Problem to solve:
A faithful copy is required. Print each line of the data exactly and omit the pictures.

○ ○ ○ ○ ○

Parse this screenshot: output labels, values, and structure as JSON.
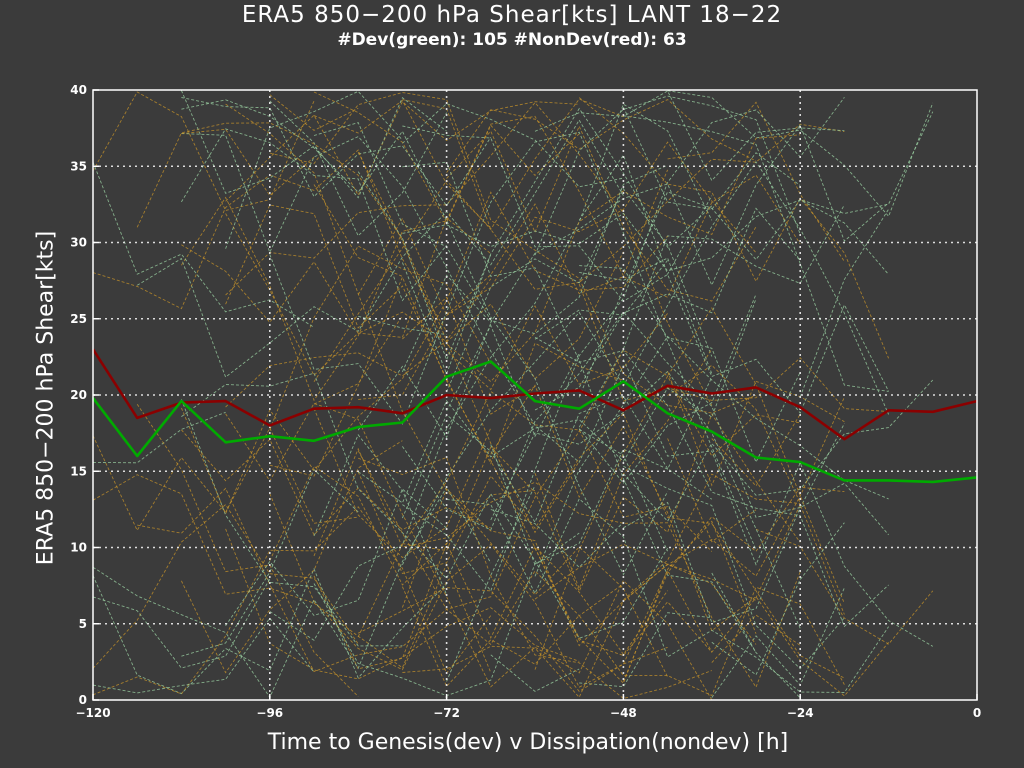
{
  "chart_data": {
    "type": "line",
    "title": "ERA5 850−200 hPa Shear[kts] LANT 18−22",
    "subtitle": "#Dev(green): 105 #NonDev(red): 63",
    "xlabel": "Time to Genesis(dev) v Dissipation(nondev) [h]",
    "ylabel": "ERA5 850−200 hPa Shear[kts]",
    "xlim": [
      -120,
      0
    ],
    "ylim": [
      0,
      40
    ],
    "xticks": [
      -120,
      -96,
      -72,
      -48,
      -24,
      0
    ],
    "xtick_labels": [
      "−120",
      "−96",
      "−72",
      "−48",
      "−24",
      "0"
    ],
    "yticks": [
      0,
      5,
      10,
      15,
      20,
      25,
      30,
      35,
      40
    ],
    "ytick_labels": [
      "0",
      "5",
      "10",
      "15",
      "20",
      "25",
      "30",
      "35",
      "40"
    ],
    "grid": true,
    "x": [
      -120,
      -114,
      -108,
      -102,
      -96,
      -90,
      -84,
      -78,
      -72,
      -66,
      -60,
      -54,
      -48,
      -42,
      -36,
      -30,
      -24,
      -18,
      -12,
      -6,
      0
    ],
    "series": [
      {
        "color": "#8b0000",
        "values": [
          23.0,
          18.5,
          19.5,
          19.6,
          18.0,
          19.1,
          19.2,
          18.8,
          20.0,
          19.8,
          20.1,
          20.3,
          19.0,
          20.6,
          20.1,
          20.5,
          19.2,
          17.1,
          19.0,
          18.9,
          19.6
        ]
      },
      {
        "color": "#00aa00",
        "values": [
          19.8,
          16.0,
          19.6,
          16.9,
          17.3,
          17.0,
          17.9,
          18.2,
          21.2,
          22.2,
          19.6,
          19.1,
          20.9,
          18.8,
          17.6,
          15.9,
          15.6,
          14.4,
          14.4,
          14.3,
          14.6
        ]
      }
    ],
    "background_tracks": {
      "style": "thin dashed",
      "colors": [
        "#c8942a",
        "#9ed6a6"
      ]
    }
  }
}
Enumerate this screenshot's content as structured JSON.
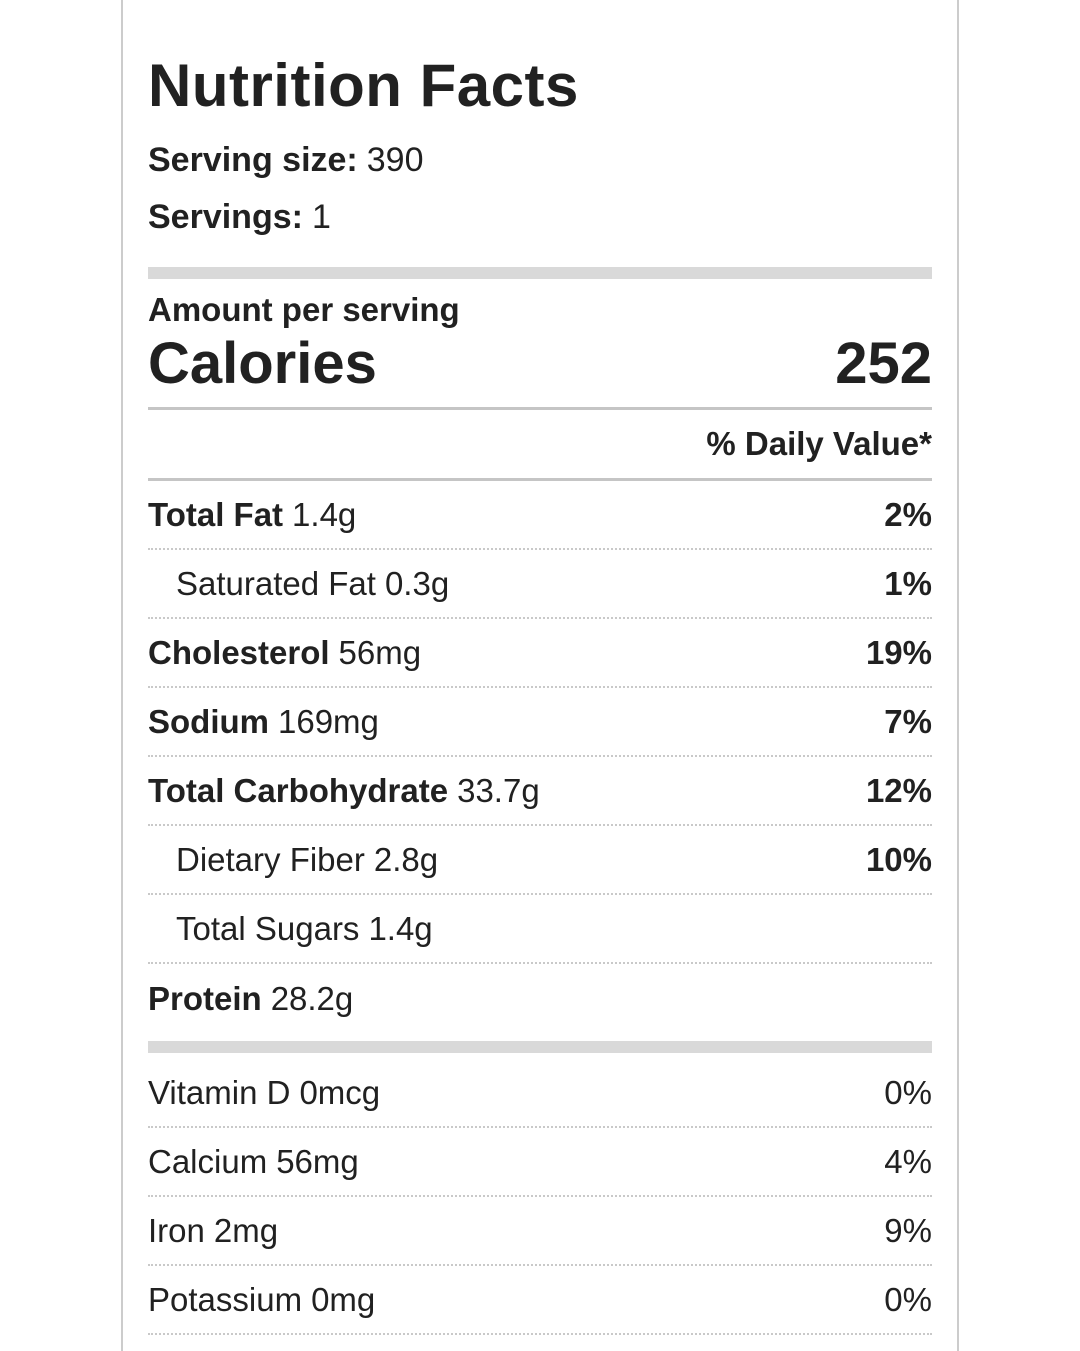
{
  "label": {
    "title": "Nutrition Facts",
    "serving_size_label": "Serving size:",
    "serving_size_value": "390",
    "servings_label": "Servings:",
    "servings_value": "1",
    "amount_per_serving": "Amount per serving",
    "calories_label": "Calories",
    "calories_value": "252",
    "daily_value_header": "% Daily Value*",
    "nutrients": [
      {
        "name": "Total Fat",
        "amount": "1.4g",
        "dv": "2%",
        "bold": true,
        "indent": false,
        "divider": true
      },
      {
        "name": "Saturated Fat",
        "amount": "0.3g",
        "dv": "1%",
        "bold": false,
        "indent": true,
        "divider": true
      },
      {
        "name": "Cholesterol",
        "amount": "56mg",
        "dv": "19%",
        "bold": true,
        "indent": false,
        "divider": true
      },
      {
        "name": "Sodium",
        "amount": "169mg",
        "dv": "7%",
        "bold": true,
        "indent": false,
        "divider": true
      },
      {
        "name": "Total Carbohydrate",
        "amount": "33.7g",
        "dv": "12%",
        "bold": true,
        "indent": false,
        "divider": true
      },
      {
        "name": "Dietary Fiber",
        "amount": "2.8g",
        "dv": "10%",
        "bold": false,
        "indent": true,
        "divider": true
      },
      {
        "name": "Total Sugars",
        "amount": "1.4g",
        "dv": "",
        "bold": false,
        "indent": true,
        "divider": true
      },
      {
        "name": "Protein",
        "amount": "28.2g",
        "dv": "",
        "bold": true,
        "indent": false,
        "divider": false
      }
    ],
    "micronutrients": [
      {
        "name": "Vitamin D",
        "amount": "0mcg",
        "dv": "0%",
        "divider": true
      },
      {
        "name": "Calcium",
        "amount": "56mg",
        "dv": "4%",
        "divider": true
      },
      {
        "name": "Iron",
        "amount": "2mg",
        "dv": "9%",
        "divider": true
      },
      {
        "name": "Potassium",
        "amount": "0mg",
        "dv": "0%",
        "divider": true
      }
    ]
  },
  "colors": {
    "text": "#212121",
    "divider_dotted": "#c9c9c9",
    "divider_solid": "#c5c5c5",
    "section_bar": "#d9d9d9",
    "card_border": "#cccccc",
    "background": "#ffffff"
  }
}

○ ○ ○ ○ ○

Answer to the problem:
Parse this screenshot: output labels, values, and structure as JSON.
{
  "chart_data": {
    "type": "line",
    "title": "ERA5 850−200 hPa Shear[kts] LANT 18−22",
    "subtitle": "#Dev(green): 105 #NonDev(red): 63",
    "xlabel": "Time to Genesis(dev) v Dissipation(nondev) [h]",
    "ylabel": "ERA5 850−200 hPa Shear[kts]",
    "xlim": [
      -120,
      0
    ],
    "ylim": [
      0,
      40
    ],
    "xticks": [
      -120,
      -96,
      -72,
      -48,
      -24,
      0
    ],
    "xtick_labels": [
      "−120",
      "−96",
      "−72",
      "−48",
      "−24",
      "0"
    ],
    "yticks": [
      0,
      5,
      10,
      15,
      20,
      25,
      30,
      35,
      40
    ],
    "ytick_labels": [
      "0",
      "5",
      "10",
      "15",
      "20",
      "25",
      "30",
      "35",
      "40"
    ],
    "grid": true,
    "x": [
      -120,
      -114,
      -108,
      -102,
      -96,
      -90,
      -84,
      -78,
      -72,
      -66,
      -60,
      -54,
      -48,
      -42,
      -36,
      -30,
      -24,
      -18,
      -12,
      -6,
      0
    ],
    "series": [
      {
        "color": "#8b0000",
        "values": [
          23.0,
          18.5,
          19.5,
          19.6,
          18.0,
          19.1,
          19.2,
          18.8,
          20.0,
          19.8,
          20.1,
          20.3,
          19.0,
          20.6,
          20.1,
          20.5,
          19.2,
          17.1,
          19.0,
          18.9,
          19.6
        ]
      },
      {
        "color": "#00aa00",
        "values": [
          19.8,
          16.0,
          19.6,
          16.9,
          17.3,
          17.0,
          17.9,
          18.2,
          21.2,
          22.2,
          19.6,
          19.1,
          20.9,
          18.8,
          17.6,
          15.9,
          15.6,
          14.4,
          14.4,
          14.3,
          14.6
        ]
      }
    ],
    "background_tracks": {
      "style": "thin dashed",
      "colors": [
        "#c8942a",
        "#9ed6a6"
      ]
    }
  }
}
Enumerate this screenshot's content as structured JSON.
{
  "label": {
    "title": "Nutrition Facts",
    "serving_size_label": "Serving size:",
    "serving_size_value": "390",
    "servings_label": "Servings:",
    "servings_value": "1",
    "amount_per_serving": "Amount per serving",
    "calories_label": "Calories",
    "calories_value": "252",
    "daily_value_header": "% Daily Value*",
    "nutrients": [
      {
        "name": "Total Fat",
        "amount": "1.4g",
        "dv": "2%",
        "bold": true,
        "indent": false,
        "divider": true
      },
      {
        "name": "Saturated Fat",
        "amount": "0.3g",
        "dv": "1%",
        "bold": false,
        "indent": true,
        "divider": true
      },
      {
        "name": "Cholesterol",
        "amount": "56mg",
        "dv": "19%",
        "bold": true,
        "indent": false,
        "divider": true
      },
      {
        "name": "Sodium",
        "amount": "169mg",
        "dv": "7%",
        "bold": true,
        "indent": false,
        "divider": true
      },
      {
        "name": "Total Carbohydrate",
        "amount": "33.7g",
        "dv": "12%",
        "bold": true,
        "indent": false,
        "divider": true
      },
      {
        "name": "Dietary Fiber",
        "amount": "2.8g",
        "dv": "10%",
        "bold": false,
        "indent": true,
        "divider": true
      },
      {
        "name": "Total Sugars",
        "amount": "1.4g",
        "dv": "",
        "bold": false,
        "indent": true,
        "divider": true
      },
      {
        "name": "Protein",
        "amount": "28.2g",
        "dv": "",
        "bold": true,
        "indent": false,
        "divider": false
      }
    ],
    "micronutrients": [
      {
        "name": "Vitamin D",
        "amount": "0mcg",
        "dv": "0%",
        "divider": true
      },
      {
        "name": "Calcium",
        "amount": "56mg",
        "dv": "4%",
        "divider": true
      },
      {
        "name": "Iron",
        "amount": "2mg",
        "dv": "9%",
        "divider": true
      },
      {
        "name": "Potassium",
        "amount": "0mg",
        "dv": "0%",
        "divider": true
      }
    ]
  },
  "colors": {
    "text": "#212121",
    "divider_dotted": "#c9c9c9",
    "divider_solid": "#c5c5c5",
    "section_bar": "#d9d9d9",
    "card_border": "#cccccc",
    "background": "#ffffff"
  }
}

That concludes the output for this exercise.